**Goal**
Filter this material down to the lines that hold "right", copying each one.

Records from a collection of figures

>> Begin

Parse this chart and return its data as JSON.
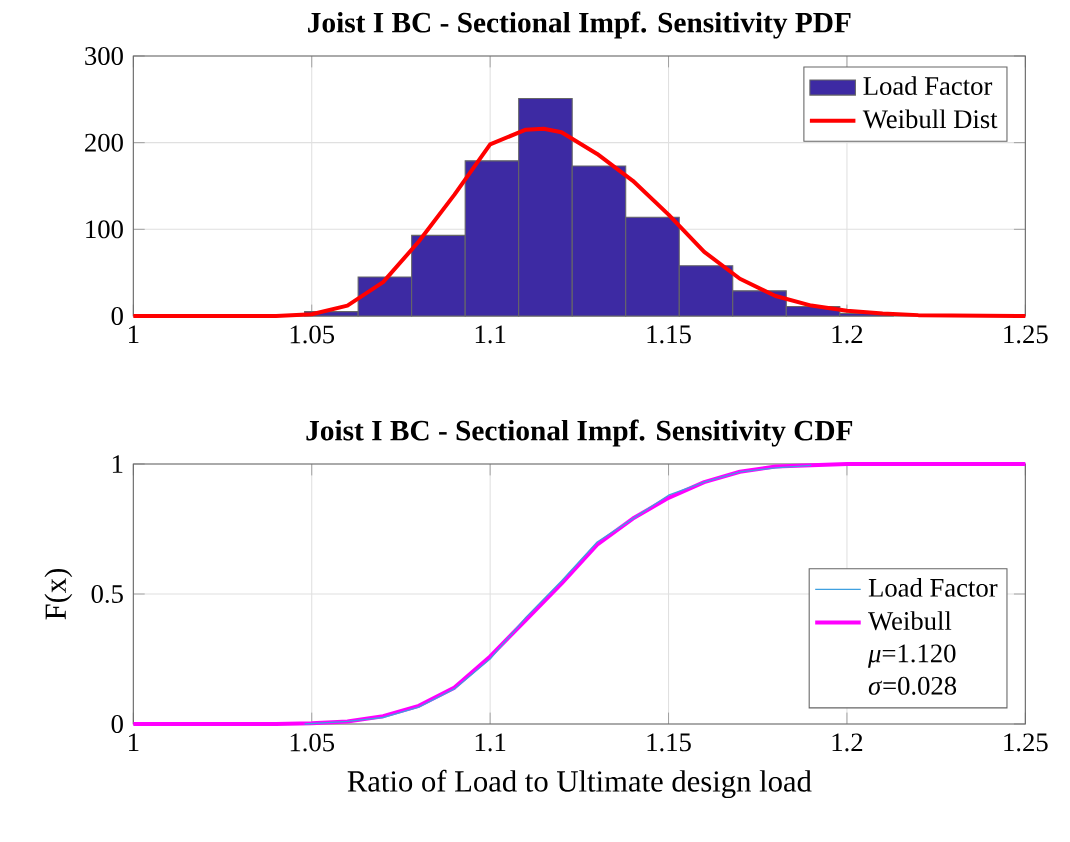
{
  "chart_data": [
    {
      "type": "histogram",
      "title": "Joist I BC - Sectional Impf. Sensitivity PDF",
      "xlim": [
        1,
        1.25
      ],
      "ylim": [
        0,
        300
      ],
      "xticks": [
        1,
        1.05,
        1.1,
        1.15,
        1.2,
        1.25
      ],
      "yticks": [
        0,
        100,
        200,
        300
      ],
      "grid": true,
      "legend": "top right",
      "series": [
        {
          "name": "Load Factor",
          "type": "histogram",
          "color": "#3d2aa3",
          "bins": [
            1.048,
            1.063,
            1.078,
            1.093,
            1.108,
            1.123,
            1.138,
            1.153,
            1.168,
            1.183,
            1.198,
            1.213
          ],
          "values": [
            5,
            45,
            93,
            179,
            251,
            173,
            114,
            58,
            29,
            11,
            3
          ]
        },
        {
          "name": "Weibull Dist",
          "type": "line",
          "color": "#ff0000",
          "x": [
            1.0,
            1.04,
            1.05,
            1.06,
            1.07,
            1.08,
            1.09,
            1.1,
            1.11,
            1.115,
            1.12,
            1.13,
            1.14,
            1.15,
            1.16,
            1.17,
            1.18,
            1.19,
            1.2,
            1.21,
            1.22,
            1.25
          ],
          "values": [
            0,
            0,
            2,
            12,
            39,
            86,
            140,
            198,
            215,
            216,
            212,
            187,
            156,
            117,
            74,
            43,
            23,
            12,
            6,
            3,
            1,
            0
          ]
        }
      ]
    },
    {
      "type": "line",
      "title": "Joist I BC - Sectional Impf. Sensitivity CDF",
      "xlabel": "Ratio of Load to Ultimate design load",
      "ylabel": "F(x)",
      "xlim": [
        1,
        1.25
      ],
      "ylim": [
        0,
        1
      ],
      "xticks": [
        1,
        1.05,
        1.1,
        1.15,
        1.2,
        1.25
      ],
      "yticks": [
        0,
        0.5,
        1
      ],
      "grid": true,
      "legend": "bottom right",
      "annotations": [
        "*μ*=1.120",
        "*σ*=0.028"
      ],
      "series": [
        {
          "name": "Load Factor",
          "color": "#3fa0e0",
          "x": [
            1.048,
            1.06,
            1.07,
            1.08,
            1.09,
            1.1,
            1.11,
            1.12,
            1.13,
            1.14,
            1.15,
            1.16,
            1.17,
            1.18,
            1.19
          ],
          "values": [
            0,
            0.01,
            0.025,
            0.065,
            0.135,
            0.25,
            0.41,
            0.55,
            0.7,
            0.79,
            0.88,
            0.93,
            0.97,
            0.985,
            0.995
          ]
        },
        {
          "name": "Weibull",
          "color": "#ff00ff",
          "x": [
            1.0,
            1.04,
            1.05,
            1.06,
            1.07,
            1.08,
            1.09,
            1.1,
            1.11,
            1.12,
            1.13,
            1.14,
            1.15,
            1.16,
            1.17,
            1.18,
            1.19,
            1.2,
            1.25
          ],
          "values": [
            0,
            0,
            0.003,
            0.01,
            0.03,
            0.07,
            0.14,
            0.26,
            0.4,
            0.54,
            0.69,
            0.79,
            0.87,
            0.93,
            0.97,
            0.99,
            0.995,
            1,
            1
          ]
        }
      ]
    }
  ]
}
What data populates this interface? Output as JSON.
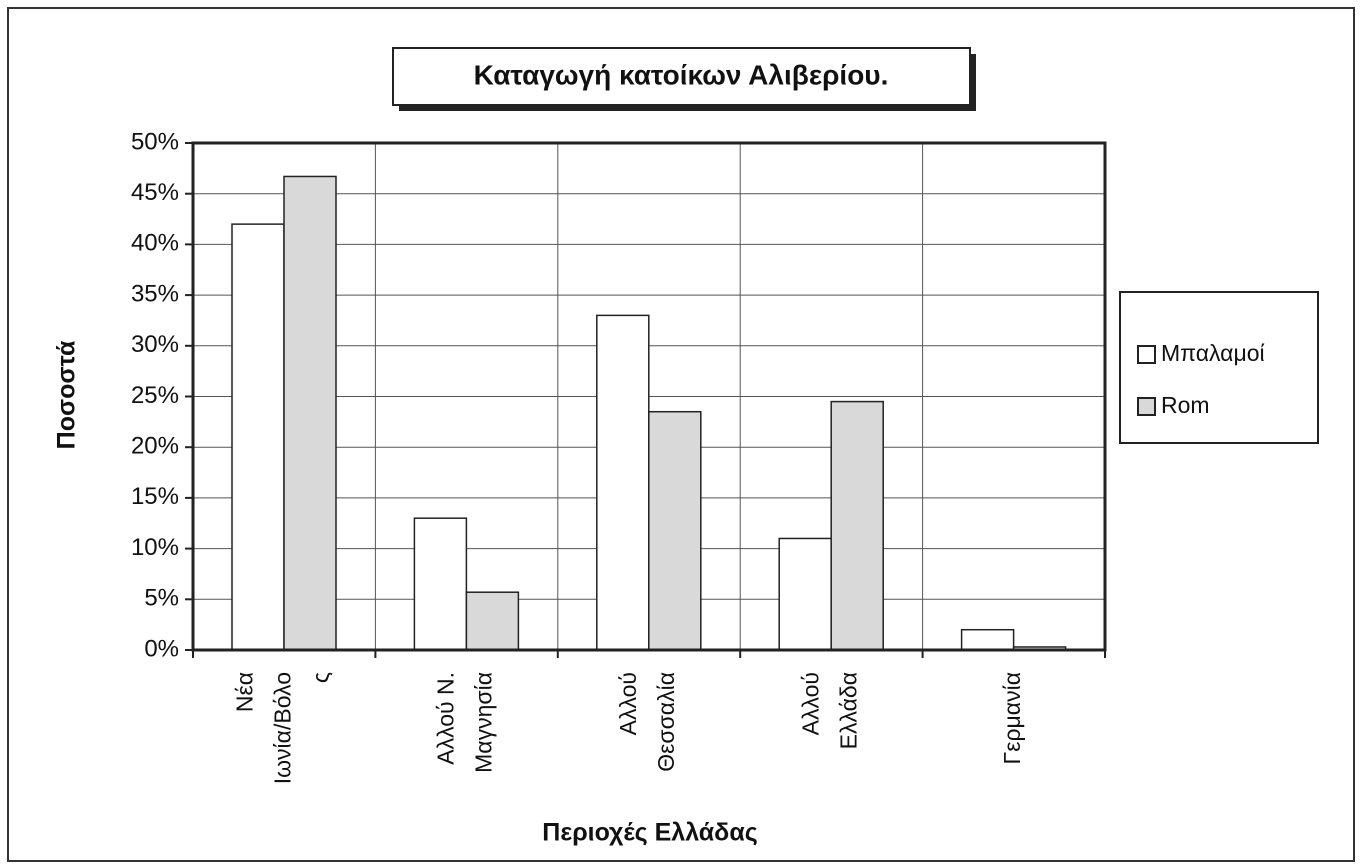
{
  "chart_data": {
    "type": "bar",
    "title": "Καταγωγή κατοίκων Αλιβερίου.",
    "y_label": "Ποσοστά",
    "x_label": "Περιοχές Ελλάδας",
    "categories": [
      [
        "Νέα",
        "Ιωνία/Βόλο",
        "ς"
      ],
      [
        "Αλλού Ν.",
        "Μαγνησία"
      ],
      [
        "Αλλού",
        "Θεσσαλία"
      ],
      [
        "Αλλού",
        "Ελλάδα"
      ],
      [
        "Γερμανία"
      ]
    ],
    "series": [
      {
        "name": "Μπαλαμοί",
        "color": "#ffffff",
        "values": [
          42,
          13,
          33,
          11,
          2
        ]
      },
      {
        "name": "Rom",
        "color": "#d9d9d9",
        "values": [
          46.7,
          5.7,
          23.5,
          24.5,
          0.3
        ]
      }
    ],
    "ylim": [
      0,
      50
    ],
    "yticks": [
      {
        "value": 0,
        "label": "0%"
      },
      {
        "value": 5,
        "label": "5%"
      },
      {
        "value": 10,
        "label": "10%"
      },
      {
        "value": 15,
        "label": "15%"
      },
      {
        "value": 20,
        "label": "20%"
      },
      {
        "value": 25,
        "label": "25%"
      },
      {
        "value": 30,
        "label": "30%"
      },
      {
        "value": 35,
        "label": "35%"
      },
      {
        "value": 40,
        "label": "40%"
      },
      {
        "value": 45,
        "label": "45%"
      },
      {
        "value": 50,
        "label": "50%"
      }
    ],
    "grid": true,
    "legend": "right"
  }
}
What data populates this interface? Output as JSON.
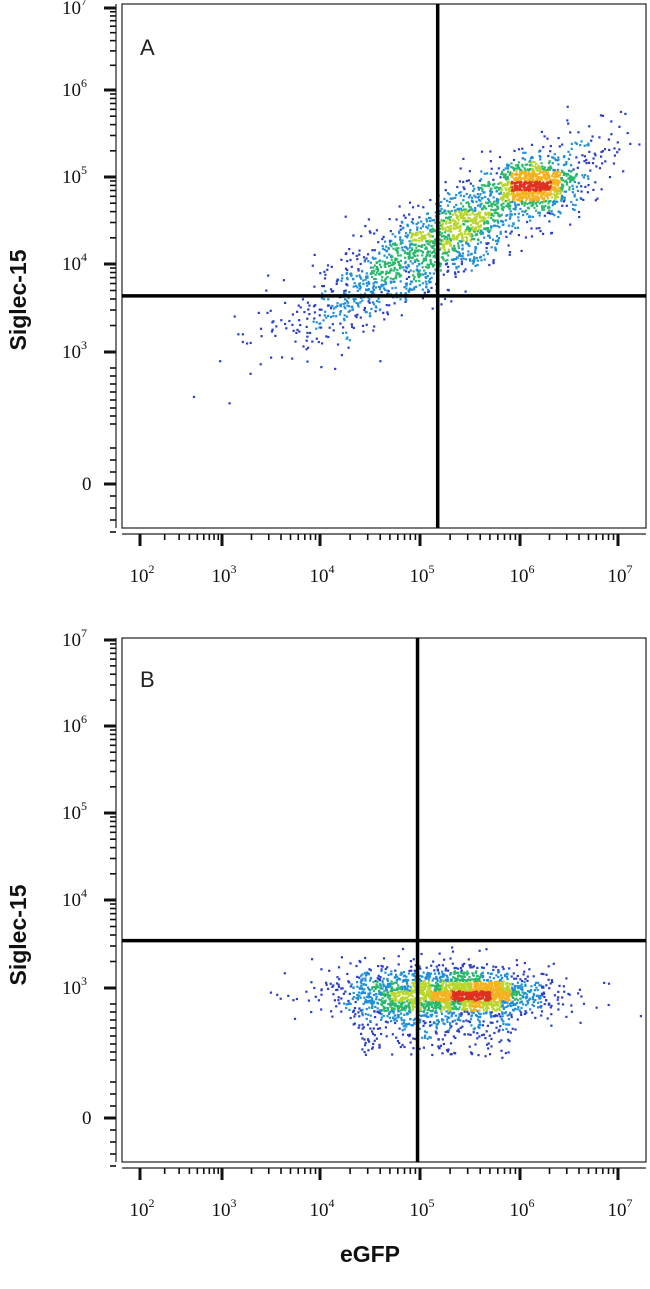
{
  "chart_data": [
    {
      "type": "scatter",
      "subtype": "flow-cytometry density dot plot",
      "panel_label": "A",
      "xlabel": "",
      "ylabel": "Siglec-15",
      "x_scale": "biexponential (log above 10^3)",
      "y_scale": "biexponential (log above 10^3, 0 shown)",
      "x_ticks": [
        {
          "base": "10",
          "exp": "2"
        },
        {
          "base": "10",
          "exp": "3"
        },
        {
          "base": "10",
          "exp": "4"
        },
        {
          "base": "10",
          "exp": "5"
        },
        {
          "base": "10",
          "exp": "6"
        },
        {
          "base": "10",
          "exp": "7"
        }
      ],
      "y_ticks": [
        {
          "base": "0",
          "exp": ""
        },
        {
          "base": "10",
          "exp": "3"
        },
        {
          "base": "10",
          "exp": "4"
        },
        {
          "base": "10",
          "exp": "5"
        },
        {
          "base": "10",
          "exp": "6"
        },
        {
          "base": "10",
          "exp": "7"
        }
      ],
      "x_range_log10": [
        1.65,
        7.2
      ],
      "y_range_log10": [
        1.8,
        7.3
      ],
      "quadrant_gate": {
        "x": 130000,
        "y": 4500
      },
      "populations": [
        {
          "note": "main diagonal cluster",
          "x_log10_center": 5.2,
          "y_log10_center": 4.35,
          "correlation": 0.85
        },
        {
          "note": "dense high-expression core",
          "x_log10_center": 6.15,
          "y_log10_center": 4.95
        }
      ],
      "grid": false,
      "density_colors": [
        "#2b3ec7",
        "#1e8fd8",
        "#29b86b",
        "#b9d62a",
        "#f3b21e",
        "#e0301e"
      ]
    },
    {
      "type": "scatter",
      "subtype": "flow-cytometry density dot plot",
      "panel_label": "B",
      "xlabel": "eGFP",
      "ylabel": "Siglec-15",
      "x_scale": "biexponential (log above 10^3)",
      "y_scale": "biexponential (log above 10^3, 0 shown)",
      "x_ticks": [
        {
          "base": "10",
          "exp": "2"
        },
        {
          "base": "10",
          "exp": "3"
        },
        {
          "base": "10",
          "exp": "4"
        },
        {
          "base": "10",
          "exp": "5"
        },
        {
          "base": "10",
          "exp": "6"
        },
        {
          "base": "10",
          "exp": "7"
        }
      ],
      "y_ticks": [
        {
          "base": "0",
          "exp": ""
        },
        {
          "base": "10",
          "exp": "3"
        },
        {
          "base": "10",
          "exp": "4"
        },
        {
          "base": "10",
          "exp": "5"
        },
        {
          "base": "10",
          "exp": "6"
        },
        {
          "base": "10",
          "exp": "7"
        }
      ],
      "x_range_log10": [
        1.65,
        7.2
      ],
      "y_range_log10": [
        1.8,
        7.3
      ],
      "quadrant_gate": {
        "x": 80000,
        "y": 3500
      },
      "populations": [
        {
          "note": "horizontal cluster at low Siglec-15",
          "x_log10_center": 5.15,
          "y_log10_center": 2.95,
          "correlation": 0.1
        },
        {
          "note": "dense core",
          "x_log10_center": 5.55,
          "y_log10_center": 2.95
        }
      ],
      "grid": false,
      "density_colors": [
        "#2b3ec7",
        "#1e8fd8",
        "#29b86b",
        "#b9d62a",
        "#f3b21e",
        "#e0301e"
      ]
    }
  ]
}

>> End

**Written answer**
      "legend": "top right",
      "legend": "bottom right",
    "legend": "right"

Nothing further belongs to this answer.